● SUPPLIED MATERIAL
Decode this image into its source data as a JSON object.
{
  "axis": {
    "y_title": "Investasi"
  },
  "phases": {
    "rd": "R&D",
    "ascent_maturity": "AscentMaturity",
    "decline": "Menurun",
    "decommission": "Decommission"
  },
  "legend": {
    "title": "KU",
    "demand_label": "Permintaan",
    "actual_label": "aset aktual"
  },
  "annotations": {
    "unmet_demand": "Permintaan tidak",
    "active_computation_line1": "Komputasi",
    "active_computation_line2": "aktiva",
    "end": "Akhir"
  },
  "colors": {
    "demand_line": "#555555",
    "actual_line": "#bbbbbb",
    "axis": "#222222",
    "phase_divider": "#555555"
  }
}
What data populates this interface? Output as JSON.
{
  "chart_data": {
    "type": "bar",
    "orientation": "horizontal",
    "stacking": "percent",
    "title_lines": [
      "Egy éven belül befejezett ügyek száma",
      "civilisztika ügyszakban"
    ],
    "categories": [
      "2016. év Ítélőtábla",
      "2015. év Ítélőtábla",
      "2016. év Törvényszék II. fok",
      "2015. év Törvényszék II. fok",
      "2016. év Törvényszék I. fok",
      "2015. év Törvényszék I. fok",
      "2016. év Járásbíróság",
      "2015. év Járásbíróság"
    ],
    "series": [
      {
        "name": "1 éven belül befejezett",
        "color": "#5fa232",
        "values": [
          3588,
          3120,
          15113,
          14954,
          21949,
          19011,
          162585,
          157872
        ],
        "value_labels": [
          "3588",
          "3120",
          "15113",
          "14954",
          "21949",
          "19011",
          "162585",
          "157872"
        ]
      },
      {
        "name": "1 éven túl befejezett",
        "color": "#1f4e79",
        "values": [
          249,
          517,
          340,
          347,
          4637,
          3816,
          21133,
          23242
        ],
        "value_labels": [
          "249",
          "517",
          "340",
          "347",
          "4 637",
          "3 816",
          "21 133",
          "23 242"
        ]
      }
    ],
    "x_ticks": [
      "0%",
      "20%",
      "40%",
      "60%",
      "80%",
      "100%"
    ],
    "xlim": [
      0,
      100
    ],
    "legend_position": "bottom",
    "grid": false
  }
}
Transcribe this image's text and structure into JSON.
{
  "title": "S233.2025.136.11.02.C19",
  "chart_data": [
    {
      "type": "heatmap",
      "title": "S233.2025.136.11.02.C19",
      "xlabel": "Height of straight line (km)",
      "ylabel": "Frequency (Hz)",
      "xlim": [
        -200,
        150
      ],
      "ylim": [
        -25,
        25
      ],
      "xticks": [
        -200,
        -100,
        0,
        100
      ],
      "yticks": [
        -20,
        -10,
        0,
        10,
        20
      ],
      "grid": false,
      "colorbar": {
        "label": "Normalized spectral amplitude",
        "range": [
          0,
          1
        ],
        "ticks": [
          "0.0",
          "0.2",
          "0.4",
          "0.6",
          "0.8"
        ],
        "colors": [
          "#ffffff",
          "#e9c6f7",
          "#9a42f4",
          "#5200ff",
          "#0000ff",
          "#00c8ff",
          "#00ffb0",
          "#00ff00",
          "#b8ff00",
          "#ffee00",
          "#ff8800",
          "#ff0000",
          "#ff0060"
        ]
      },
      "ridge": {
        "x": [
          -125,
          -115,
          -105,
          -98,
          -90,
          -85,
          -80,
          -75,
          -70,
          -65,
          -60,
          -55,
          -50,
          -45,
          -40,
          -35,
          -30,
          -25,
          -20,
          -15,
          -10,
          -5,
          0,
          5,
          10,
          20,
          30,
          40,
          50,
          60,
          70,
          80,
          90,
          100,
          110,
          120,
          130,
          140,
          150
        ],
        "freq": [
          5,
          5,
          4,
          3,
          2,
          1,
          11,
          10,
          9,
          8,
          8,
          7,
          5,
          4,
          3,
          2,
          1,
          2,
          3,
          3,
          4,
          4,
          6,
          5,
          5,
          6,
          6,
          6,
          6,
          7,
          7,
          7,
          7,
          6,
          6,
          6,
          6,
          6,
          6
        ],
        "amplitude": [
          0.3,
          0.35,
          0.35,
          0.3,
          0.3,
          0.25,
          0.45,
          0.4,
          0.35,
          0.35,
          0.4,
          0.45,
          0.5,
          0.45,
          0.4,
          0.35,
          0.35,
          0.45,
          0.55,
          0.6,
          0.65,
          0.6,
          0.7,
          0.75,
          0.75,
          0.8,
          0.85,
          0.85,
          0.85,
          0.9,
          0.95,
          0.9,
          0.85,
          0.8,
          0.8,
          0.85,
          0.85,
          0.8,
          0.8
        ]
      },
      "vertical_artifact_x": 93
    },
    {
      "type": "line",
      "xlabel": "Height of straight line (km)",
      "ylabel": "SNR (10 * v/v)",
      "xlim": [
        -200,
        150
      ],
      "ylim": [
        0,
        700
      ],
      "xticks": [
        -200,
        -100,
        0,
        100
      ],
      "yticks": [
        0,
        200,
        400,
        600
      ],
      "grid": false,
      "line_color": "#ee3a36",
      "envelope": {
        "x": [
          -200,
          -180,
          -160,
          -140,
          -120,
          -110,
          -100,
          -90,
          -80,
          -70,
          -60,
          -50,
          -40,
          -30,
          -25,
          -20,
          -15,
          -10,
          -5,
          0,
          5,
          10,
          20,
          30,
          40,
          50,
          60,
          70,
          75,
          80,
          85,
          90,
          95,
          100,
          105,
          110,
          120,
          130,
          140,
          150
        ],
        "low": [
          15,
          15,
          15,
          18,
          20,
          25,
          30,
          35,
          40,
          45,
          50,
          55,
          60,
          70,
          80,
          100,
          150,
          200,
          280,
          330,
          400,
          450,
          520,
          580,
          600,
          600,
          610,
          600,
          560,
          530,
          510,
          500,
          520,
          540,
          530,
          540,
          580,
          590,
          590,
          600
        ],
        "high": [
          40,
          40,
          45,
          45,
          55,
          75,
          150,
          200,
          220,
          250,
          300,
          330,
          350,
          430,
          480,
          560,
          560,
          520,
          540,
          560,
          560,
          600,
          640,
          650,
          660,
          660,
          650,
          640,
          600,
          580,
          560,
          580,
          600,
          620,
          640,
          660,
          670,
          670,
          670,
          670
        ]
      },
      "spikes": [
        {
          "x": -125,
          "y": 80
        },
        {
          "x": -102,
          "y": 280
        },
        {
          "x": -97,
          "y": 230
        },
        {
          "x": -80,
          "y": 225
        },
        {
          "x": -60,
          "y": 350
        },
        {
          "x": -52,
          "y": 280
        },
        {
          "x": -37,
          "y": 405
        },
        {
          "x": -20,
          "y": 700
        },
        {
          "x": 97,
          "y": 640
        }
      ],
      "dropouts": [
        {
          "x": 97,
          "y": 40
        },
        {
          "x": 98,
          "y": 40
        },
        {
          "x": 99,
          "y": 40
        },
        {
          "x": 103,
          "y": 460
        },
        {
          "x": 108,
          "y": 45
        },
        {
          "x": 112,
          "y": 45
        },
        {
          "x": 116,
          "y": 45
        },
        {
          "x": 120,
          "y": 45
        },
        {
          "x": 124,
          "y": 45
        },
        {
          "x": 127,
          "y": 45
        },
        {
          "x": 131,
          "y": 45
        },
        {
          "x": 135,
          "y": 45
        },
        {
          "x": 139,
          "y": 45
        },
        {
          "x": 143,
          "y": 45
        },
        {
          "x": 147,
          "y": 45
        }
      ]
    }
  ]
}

● WHAT YOU NEED TO DO
Copy every line above that includes the string "befejezett".

● WRITTEN RESPONSE
      "Egy éven belül befejezett ügyek száma",
        "name": "1 éven belül befejezett",
        "name": "1 éven túl befejezett",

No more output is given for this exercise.